● Goal of the exercise: Gather each line of the entries below that includes "settings".

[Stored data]
____________

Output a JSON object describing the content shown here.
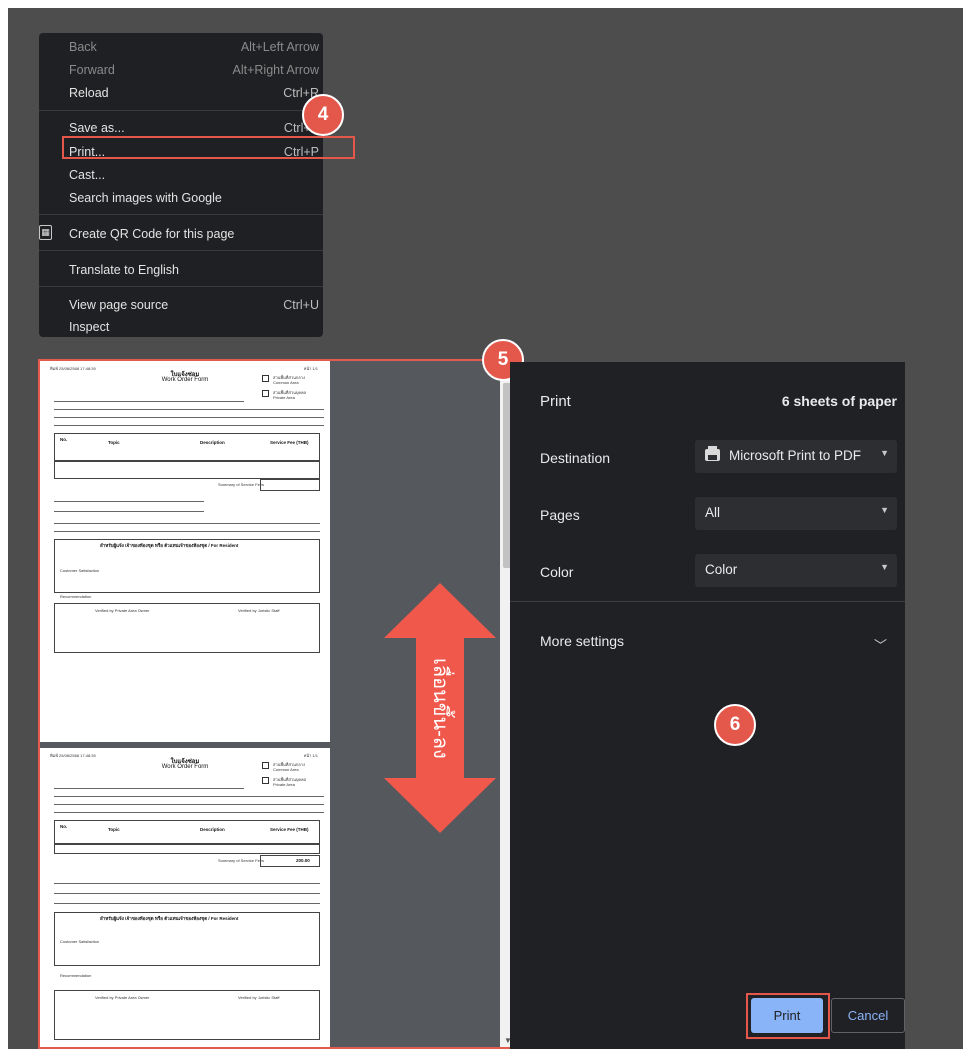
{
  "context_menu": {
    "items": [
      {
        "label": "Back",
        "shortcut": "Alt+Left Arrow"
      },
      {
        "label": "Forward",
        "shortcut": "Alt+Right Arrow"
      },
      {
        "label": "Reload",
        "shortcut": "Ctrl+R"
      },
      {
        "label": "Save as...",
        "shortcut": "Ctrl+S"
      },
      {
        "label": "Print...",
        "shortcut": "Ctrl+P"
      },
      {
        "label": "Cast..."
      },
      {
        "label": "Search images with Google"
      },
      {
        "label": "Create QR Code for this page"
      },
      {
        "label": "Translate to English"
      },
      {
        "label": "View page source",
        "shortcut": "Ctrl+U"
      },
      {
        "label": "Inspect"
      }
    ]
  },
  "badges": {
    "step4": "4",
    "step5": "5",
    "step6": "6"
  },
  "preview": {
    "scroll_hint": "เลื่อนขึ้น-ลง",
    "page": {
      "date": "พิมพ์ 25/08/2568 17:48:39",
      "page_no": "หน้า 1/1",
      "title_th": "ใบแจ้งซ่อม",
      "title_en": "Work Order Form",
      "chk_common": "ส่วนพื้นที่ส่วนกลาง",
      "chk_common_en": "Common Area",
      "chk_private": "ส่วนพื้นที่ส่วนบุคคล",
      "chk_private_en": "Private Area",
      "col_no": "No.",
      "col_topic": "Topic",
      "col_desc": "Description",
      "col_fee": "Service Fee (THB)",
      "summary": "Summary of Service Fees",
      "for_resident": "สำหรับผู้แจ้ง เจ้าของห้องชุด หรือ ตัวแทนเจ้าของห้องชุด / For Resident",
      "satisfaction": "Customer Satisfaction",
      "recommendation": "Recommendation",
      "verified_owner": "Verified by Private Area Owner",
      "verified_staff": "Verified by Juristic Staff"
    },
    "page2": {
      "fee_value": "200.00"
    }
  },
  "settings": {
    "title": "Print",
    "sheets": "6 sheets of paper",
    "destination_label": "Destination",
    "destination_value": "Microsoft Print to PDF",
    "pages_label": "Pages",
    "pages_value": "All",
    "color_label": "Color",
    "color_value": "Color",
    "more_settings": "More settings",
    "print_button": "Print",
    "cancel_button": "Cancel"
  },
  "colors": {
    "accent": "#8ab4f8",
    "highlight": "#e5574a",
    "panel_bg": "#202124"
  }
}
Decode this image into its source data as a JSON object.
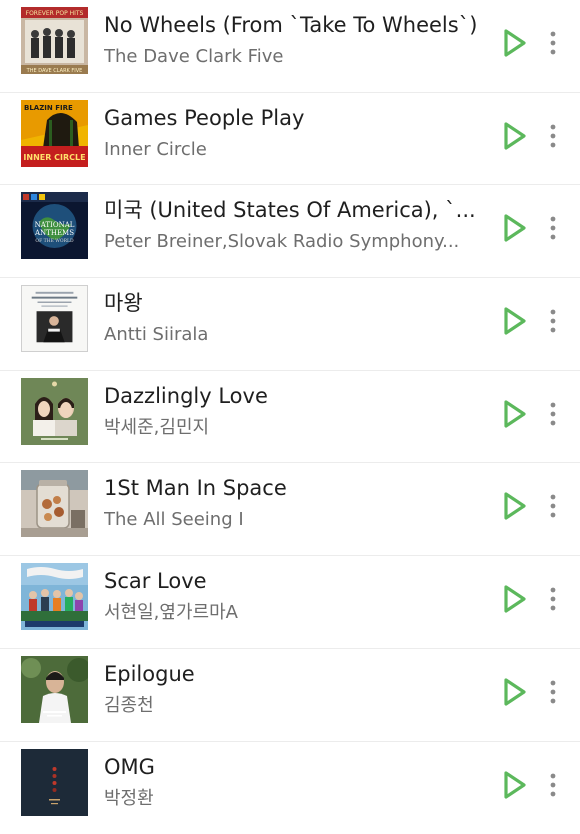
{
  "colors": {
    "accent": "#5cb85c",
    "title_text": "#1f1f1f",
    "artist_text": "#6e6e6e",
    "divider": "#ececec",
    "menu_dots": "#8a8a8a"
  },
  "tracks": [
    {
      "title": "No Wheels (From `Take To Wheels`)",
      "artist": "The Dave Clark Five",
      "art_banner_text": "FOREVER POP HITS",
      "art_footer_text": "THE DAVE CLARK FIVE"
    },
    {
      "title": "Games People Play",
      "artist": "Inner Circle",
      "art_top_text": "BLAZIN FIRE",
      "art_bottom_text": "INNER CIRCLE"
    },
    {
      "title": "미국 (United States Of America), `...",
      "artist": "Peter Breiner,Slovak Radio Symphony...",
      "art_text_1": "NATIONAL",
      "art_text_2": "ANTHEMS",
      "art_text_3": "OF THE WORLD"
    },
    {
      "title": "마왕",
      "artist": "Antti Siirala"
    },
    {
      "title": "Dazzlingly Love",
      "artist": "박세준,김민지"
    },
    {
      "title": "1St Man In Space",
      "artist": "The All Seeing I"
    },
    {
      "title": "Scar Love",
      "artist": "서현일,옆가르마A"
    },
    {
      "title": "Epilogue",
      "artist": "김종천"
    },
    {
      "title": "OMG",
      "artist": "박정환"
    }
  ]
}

____________

● Answer to this task:
  "settings": {
    "more_settings": "More settings",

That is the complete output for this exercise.